### Problem to solve
Below you will find a set of lines. Repeat them all exactly.

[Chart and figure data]
▬▬▬▬▬▬▬▬▬▬

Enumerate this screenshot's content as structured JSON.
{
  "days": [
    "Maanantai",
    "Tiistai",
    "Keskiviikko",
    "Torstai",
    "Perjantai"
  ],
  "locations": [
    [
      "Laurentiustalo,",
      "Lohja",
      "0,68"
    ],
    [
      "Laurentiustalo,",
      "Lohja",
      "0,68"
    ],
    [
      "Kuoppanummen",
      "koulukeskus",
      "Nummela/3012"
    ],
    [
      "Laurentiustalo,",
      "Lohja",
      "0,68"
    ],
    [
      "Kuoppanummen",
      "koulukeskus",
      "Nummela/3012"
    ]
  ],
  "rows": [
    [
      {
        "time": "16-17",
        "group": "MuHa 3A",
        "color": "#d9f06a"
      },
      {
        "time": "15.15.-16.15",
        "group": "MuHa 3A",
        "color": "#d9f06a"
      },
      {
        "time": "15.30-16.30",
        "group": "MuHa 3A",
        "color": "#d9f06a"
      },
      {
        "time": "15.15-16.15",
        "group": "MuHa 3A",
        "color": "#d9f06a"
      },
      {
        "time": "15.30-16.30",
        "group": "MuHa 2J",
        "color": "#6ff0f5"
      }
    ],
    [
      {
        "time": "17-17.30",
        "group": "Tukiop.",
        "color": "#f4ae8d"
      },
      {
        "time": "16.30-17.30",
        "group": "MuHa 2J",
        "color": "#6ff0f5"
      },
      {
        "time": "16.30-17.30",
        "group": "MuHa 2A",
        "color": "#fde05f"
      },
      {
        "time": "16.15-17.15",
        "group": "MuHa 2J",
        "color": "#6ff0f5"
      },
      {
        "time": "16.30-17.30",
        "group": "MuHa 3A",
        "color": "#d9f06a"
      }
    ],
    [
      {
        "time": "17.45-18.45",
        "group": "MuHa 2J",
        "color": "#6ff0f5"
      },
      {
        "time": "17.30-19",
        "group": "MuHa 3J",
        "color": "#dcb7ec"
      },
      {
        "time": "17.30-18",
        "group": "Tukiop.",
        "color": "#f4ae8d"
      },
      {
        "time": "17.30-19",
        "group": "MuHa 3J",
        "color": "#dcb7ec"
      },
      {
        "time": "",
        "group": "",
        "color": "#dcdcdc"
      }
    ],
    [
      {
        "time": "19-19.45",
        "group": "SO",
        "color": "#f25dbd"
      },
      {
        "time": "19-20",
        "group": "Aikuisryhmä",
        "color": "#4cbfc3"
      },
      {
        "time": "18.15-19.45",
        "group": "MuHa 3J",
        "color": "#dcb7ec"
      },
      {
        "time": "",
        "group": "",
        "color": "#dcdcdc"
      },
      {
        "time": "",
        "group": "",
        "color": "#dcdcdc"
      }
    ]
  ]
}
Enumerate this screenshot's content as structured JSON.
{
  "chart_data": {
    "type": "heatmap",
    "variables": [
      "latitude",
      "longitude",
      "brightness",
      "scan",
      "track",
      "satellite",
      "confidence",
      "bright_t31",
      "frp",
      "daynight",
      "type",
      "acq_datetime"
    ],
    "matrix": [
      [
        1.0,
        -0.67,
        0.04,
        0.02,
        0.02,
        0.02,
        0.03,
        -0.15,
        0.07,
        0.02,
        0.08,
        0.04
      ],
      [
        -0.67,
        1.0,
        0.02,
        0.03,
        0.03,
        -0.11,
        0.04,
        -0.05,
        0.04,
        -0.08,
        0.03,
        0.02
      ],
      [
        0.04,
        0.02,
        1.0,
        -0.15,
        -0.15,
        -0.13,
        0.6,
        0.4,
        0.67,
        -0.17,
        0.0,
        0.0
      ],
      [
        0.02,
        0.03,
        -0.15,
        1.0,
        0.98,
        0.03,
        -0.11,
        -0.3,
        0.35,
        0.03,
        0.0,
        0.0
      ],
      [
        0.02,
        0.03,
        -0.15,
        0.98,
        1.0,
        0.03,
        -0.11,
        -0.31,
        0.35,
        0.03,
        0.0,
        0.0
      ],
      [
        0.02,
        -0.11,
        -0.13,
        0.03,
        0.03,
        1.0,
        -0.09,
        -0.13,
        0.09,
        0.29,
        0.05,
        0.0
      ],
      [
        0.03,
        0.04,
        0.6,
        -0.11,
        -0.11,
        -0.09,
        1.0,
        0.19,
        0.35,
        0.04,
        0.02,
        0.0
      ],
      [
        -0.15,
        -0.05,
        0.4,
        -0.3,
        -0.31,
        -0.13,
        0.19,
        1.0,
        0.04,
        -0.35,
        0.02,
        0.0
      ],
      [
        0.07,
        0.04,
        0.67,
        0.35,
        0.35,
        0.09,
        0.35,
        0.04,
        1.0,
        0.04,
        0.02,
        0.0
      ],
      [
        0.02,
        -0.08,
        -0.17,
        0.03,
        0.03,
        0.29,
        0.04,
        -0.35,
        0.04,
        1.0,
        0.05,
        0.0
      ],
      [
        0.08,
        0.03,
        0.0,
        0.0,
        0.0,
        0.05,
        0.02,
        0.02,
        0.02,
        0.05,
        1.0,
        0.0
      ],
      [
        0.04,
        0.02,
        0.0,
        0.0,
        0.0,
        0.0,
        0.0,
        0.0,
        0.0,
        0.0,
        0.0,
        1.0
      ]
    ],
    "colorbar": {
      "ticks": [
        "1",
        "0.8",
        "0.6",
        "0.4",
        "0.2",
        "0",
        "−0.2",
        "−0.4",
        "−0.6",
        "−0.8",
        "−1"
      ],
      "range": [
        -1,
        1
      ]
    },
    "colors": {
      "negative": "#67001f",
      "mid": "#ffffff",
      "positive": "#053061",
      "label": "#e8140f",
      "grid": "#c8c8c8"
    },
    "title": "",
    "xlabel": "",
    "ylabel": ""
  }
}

▬▬▬▬▬▬▬▬▬▬

### Written solution
Enumerate this screenshot's content as structured JSON.
{
  "days": [
    "Maanantai",
    "Tiistai",
    "Keskiviikko",
    "Torstai",
    "Perjantai"
  ],
  "locations": [
    [
      "Laurentiustalo,",
      "Lohja",
      "0,68"
    ],
    [
      "Laurentiustalo,",
      "Lohja",
      "0,68"
    ],
    [
      "Kuoppanummen",
      "koulukeskus",
      "Nummela/3012"
    ],
    [
      "Laurentiustalo,",
      "Lohja",
      "0,68"
    ],
    [
      "Kuoppanummen",
      "koulukeskus",
      "Nummela/3012"
    ]
  ],
  "rows": [
    [
      {
        "time": "16-17",
        "group": "MuHa 3A",
        "color": "#d9f06a"
      },
      {
        "time": "15.15.-16.15",
        "group": "MuHa 3A",
        "color": "#d9f06a"
      },
      {
        "time": "15.30-16.30",
        "group": "MuHa 3A",
        "color": "#d9f06a"
      },
      {
        "time": "15.15-16.15",
        "group": "MuHa 3A",
        "color": "#d9f06a"
      },
      {
        "time": "15.30-16.30",
        "group": "MuHa 2J",
        "color": "#6ff0f5"
      }
    ],
    [
      {
        "time": "17-17.30",
        "group": "Tukiop.",
        "color": "#f4ae8d"
      },
      {
        "time": "16.30-17.30",
        "group": "MuHa 2J",
        "color": "#6ff0f5"
      },
      {
        "time": "16.30-17.30",
        "group": "MuHa 2A",
        "color": "#fde05f"
      },
      {
        "time": "16.15-17.15",
        "group": "MuHa 2J",
        "color": "#6ff0f5"
      },
      {
        "time": "16.30-17.30",
        "group": "MuHa 3A",
        "color": "#d9f06a"
      }
    ],
    [
      {
        "time": "17.45-18.45",
        "group": "MuHa 2J",
        "color": "#6ff0f5"
      },
      {
        "time": "17.30-19",
        "group": "MuHa 3J",
        "color": "#dcb7ec"
      },
      {
        "time": "17.30-18",
        "group": "Tukiop.",
        "color": "#f4ae8d"
      },
      {
        "time": "17.30-19",
        "group": "MuHa 3J",
        "color": "#dcb7ec"
      },
      {
        "time": "",
        "group": "",
        "color": "#dcdcdc"
      }
    ],
    [
      {
        "time": "19-19.45",
        "group": "SO",
        "color": "#f25dbd"
      },
      {
        "time": "19-20",
        "group": "Aikuisryhmä",
        "color": "#4cbfc3"
      },
      {
        "time": "18.15-19.45",
        "group": "MuHa 3J",
        "color": "#dcb7ec"
      },
      {
        "time": "",
        "group": "",
        "color": "#dcdcdc"
      },
      {
        "time": "",
        "group": "",
        "color": "#dcdcdc"
      }
    ]
  ]
}
Enumerate this screenshot's content as structured JSON.
{
  "chart_data": {
    "type": "heatmap",
    "variables": [
      "latitude",
      "longitude",
      "brightness",
      "scan",
      "track",
      "satellite",
      "confidence",
      "bright_t31",
      "frp",
      "daynight",
      "type",
      "acq_datetime"
    ],
    "matrix": [
      [
        1.0,
        -0.67,
        0.04,
        0.02,
        0.02,
        0.02,
        0.03,
        -0.15,
        0.07,
        0.02,
        0.08,
        0.04
      ],
      [
        -0.67,
        1.0,
        0.02,
        0.03,
        0.03,
        -0.11,
        0.04,
        -0.05,
        0.04,
        -0.08,
        0.03,
        0.02
      ],
      [
        0.04,
        0.02,
        1.0,
        -0.15,
        -0.15,
        -0.13,
        0.6,
        0.4,
        0.67,
        -0.17,
        0.0,
        0.0
      ],
      [
        0.02,
        0.03,
        -0.15,
        1.0,
        0.98,
        0.03,
        -0.11,
        -0.3,
        0.35,
        0.03,
        0.0,
        0.0
      ],
      [
        0.02,
        0.03,
        -0.15,
        0.98,
        1.0,
        0.03,
        -0.11,
        -0.31,
        0.35,
        0.03,
        0.0,
        0.0
      ],
      [
        0.02,
        -0.11,
        -0.13,
        0.03,
        0.03,
        1.0,
        -0.09,
        -0.13,
        0.09,
        0.29,
        0.05,
        0.0
      ],
      [
        0.03,
        0.04,
        0.6,
        -0.11,
        -0.11,
        -0.09,
        1.0,
        0.19,
        0.35,
        0.04,
        0.02,
        0.0
      ],
      [
        -0.15,
        -0.05,
        0.4,
        -0.3,
        -0.31,
        -0.13,
        0.19,
        1.0,
        0.04,
        -0.35,
        0.02,
        0.0
      ],
      [
        0.07,
        0.04,
        0.67,
        0.35,
        0.35,
        0.09,
        0.35,
        0.04,
        1.0,
        0.04,
        0.02,
        0.0
      ],
      [
        0.02,
        -0.08,
        -0.17,
        0.03,
        0.03,
        0.29,
        0.04,
        -0.35,
        0.04,
        1.0,
        0.05,
        0.0
      ],
      [
        0.08,
        0.03,
        0.0,
        0.0,
        0.0,
        0.05,
        0.02,
        0.02,
        0.02,
        0.05,
        1.0,
        0.0
      ],
      [
        0.04,
        0.02,
        0.0,
        0.0,
        0.0,
        0.0,
        0.0,
        0.0,
        0.0,
        0.0,
        0.0,
        1.0
      ]
    ],
    "colorbar": {
      "ticks": [
        "1",
        "0.8",
        "0.6",
        "0.4",
        "0.2",
        "0",
        "−0.2",
        "−0.4",
        "−0.6",
        "−0.8",
        "−1"
      ],
      "range": [
        -1,
        1
      ]
    },
    "colors": {
      "negative": "#67001f",
      "mid": "#ffffff",
      "positive": "#053061",
      "label": "#e8140f",
      "grid": "#c8c8c8"
    },
    "title": "",
    "xlabel": "",
    "ylabel": ""
  }
}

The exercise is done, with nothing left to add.